• Task details: Collect all lines from the listing that include the string "Enzersdorf".

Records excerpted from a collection
=======

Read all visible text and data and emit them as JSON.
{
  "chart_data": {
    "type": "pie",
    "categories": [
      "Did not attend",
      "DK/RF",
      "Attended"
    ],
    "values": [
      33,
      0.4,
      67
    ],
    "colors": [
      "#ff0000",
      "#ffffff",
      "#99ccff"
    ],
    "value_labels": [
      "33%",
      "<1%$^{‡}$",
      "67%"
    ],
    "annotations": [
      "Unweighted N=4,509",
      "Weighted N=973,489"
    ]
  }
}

=======

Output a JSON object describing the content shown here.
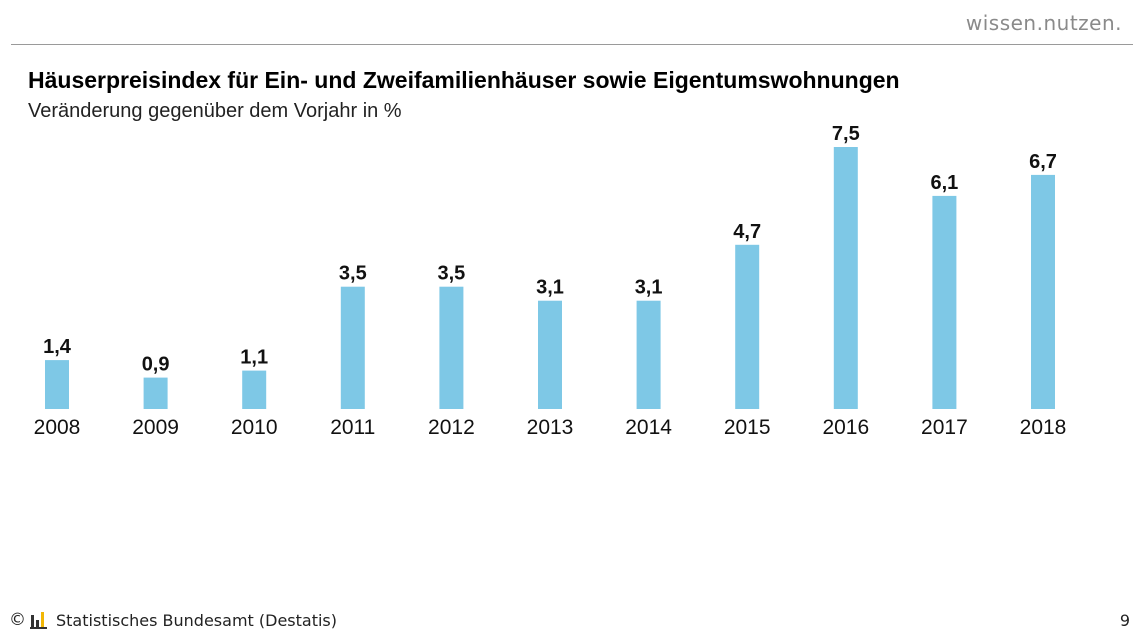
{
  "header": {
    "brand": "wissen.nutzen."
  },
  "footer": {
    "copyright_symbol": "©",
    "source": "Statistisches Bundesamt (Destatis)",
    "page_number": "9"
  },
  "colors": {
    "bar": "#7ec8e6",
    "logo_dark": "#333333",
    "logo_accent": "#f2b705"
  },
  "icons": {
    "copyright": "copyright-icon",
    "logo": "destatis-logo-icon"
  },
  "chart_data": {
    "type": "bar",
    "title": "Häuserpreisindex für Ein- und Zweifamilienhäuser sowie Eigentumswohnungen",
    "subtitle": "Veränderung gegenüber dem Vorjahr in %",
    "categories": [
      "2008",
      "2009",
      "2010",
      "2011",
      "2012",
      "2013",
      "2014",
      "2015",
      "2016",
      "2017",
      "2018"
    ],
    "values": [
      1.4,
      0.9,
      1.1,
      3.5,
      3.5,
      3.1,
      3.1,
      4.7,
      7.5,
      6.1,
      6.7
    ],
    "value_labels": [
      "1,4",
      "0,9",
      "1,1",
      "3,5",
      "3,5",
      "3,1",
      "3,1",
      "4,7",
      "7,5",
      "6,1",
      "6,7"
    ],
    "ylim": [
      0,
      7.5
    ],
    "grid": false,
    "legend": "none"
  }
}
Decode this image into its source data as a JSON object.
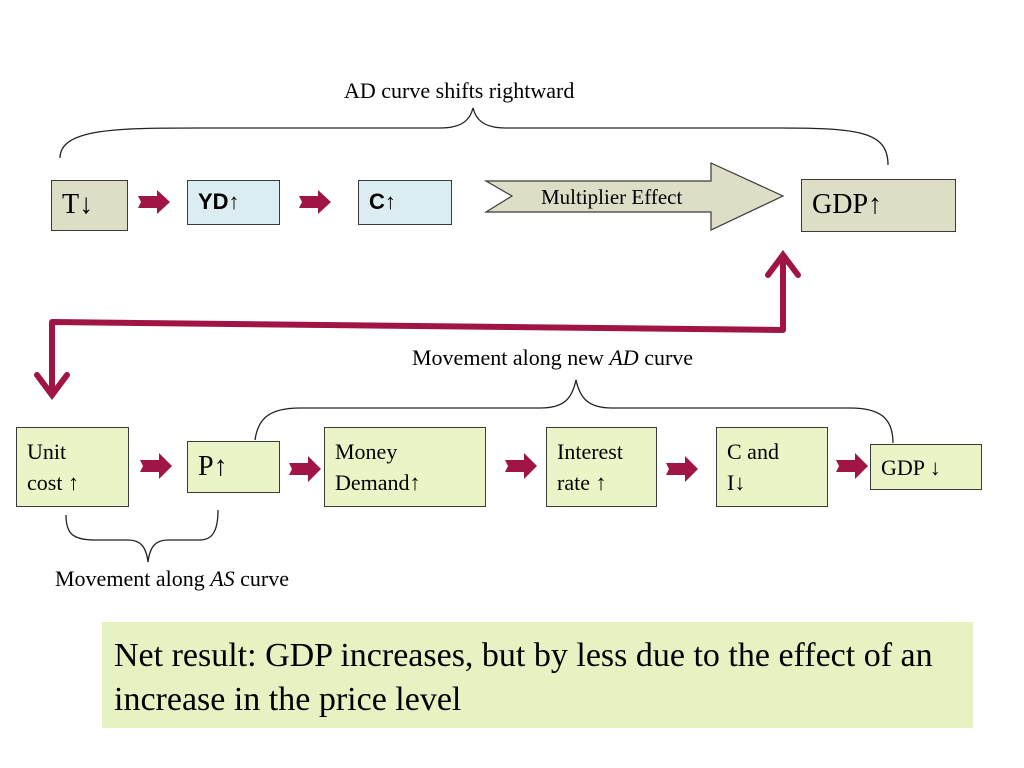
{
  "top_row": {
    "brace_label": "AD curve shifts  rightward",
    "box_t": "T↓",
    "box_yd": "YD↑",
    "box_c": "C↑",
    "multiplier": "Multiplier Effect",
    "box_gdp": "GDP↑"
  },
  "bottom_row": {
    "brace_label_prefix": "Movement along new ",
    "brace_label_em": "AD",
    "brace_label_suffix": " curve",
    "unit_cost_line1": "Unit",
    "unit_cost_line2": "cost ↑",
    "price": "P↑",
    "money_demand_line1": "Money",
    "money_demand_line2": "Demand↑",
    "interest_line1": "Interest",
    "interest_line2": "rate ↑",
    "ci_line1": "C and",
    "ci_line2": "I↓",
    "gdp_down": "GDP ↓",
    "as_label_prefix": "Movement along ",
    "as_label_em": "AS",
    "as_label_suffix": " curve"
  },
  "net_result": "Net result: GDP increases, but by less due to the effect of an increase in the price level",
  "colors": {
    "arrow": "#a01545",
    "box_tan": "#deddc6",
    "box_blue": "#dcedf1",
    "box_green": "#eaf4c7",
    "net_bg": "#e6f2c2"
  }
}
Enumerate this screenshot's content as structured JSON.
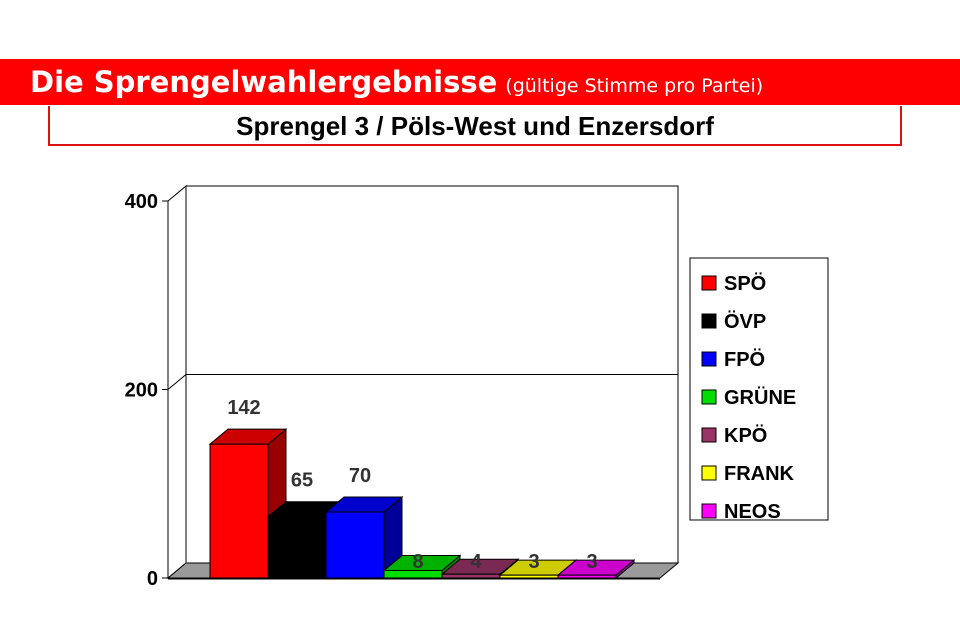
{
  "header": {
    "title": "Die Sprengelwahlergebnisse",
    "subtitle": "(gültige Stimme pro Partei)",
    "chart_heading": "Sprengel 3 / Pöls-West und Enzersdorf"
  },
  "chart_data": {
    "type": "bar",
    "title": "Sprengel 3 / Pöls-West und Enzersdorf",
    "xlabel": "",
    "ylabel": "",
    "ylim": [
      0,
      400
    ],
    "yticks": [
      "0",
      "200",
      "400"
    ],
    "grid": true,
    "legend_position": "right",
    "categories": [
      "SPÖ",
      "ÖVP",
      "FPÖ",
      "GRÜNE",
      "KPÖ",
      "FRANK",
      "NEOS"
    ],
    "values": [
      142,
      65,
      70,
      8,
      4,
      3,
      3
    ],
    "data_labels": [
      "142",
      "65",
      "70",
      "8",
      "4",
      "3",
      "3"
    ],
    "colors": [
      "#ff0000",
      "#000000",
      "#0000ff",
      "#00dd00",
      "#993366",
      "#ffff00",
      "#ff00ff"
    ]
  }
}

=======

• Answer in full:
    "chart_heading": "Sprengel 3 / Pöls-West und Enzersdorf"
    "title": "Sprengel 3 / Pöls-West und Enzersdorf",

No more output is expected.